TASK DESCRIPTION »
Within the material below, find each line bearing the word "page" and present it.
::::
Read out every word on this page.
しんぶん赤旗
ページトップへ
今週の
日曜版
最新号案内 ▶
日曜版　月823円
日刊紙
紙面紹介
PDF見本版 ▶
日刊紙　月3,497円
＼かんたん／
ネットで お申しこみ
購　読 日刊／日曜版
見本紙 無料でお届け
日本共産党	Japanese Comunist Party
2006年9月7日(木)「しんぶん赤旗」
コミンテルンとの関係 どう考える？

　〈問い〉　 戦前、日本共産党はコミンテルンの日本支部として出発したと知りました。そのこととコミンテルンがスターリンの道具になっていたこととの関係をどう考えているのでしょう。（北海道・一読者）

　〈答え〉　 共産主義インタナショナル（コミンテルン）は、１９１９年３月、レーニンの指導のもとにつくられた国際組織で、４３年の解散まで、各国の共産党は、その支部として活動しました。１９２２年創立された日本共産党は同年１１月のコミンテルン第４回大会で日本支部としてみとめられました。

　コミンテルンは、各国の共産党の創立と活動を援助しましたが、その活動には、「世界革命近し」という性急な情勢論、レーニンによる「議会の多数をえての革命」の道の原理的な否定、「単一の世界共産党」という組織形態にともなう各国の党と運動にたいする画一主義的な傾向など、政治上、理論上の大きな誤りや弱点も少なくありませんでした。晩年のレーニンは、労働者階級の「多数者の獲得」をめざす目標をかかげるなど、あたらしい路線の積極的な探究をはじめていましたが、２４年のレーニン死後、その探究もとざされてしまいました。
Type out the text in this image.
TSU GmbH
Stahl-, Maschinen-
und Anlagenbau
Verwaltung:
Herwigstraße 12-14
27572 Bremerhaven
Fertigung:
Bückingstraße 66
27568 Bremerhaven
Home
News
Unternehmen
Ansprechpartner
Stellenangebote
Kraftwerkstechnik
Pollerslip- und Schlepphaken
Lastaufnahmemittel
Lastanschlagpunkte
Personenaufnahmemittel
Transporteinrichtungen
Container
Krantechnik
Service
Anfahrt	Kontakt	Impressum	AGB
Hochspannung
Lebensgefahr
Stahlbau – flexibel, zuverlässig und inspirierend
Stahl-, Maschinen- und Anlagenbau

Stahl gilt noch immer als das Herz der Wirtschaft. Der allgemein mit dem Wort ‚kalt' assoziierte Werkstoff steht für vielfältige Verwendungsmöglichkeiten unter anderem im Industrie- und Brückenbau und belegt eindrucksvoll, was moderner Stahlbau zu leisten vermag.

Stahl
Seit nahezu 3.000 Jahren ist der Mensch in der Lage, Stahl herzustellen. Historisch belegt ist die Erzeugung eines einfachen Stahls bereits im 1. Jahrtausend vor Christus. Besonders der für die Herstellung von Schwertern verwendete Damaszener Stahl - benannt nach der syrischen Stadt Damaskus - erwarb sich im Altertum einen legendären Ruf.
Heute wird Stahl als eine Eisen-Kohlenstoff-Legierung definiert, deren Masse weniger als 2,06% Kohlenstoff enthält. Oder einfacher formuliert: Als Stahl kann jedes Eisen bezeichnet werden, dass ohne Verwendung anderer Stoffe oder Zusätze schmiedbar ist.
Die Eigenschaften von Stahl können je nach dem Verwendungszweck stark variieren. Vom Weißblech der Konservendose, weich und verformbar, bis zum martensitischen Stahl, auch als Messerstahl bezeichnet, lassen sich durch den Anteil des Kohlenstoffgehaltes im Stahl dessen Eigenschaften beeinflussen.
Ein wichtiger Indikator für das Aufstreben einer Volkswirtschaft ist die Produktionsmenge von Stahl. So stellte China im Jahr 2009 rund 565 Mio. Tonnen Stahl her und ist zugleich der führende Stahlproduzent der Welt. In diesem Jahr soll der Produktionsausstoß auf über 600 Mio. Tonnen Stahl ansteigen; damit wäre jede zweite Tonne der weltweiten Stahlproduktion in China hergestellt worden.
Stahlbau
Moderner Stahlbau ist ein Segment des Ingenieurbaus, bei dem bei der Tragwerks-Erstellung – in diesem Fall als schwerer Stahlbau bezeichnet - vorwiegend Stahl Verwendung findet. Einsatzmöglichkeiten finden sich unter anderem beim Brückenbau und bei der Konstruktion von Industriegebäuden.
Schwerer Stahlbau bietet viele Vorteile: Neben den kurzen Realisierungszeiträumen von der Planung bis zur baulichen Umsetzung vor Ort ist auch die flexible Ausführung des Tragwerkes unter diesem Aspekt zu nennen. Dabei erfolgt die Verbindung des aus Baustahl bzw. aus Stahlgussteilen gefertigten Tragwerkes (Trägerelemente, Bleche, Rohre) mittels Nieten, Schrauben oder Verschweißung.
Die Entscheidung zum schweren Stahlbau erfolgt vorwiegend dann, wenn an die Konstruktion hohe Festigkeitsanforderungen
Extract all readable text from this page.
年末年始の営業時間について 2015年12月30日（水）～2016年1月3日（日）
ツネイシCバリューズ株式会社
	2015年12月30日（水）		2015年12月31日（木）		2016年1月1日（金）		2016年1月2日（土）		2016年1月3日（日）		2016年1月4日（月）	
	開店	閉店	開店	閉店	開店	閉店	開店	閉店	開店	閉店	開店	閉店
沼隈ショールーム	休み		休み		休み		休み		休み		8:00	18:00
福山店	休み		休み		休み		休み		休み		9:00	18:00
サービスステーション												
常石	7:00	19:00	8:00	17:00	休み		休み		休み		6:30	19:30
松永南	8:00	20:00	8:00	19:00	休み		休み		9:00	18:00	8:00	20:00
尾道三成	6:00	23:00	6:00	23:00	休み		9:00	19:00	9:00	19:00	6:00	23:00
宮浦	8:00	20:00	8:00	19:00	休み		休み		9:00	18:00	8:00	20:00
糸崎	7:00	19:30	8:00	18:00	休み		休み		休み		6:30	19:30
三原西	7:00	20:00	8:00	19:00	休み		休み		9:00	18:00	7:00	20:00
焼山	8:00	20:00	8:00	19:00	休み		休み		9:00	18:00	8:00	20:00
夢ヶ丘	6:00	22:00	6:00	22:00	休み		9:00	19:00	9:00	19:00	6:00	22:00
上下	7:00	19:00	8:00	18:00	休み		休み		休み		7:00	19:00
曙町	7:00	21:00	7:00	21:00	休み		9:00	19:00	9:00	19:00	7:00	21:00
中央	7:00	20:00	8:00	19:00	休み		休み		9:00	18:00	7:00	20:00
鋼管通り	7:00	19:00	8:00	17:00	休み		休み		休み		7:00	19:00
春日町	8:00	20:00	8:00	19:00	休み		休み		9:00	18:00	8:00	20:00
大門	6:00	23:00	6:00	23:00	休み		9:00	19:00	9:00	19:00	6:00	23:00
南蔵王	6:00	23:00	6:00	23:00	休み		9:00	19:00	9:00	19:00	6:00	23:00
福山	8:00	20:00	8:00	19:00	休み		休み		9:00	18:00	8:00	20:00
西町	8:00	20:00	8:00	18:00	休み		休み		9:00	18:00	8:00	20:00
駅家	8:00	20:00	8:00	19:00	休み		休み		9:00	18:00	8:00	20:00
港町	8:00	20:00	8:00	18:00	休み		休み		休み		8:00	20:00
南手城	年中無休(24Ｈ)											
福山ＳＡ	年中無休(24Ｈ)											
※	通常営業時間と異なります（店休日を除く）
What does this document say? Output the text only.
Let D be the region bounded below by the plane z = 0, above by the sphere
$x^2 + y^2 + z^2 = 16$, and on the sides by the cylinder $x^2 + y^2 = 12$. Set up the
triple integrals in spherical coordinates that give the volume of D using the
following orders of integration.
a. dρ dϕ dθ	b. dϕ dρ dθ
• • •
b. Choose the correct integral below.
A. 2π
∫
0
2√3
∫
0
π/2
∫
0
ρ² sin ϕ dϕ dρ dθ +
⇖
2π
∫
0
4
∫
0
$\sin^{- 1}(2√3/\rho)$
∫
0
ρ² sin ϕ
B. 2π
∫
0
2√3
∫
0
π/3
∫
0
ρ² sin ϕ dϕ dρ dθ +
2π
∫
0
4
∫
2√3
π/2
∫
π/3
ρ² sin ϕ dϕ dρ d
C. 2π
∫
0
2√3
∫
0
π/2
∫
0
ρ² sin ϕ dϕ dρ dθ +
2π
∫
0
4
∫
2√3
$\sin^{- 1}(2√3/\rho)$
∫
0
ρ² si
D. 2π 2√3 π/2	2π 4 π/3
::::
TASK OUTPUT »
Read out every word on this page.
Extract all readable text from this page.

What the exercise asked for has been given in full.